Requirement: Each entry below must be repeated word for word.

(begin)

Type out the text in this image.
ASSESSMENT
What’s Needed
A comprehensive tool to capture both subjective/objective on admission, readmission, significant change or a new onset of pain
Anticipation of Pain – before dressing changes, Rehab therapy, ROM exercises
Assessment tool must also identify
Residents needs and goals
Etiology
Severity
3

(end)

Output of the task:
Type out the text in this image.
ASSESSMENT
What’s Needed
A comprehensive tool to capture both subjective/objective on admission, readmission, significant change or a new onset of pain
Anticipation of Pain – before dressing changes, Rehab therapy, ROM exercises
Assessment tool must also identify
Residents needs and goals
Etiology
Severity
3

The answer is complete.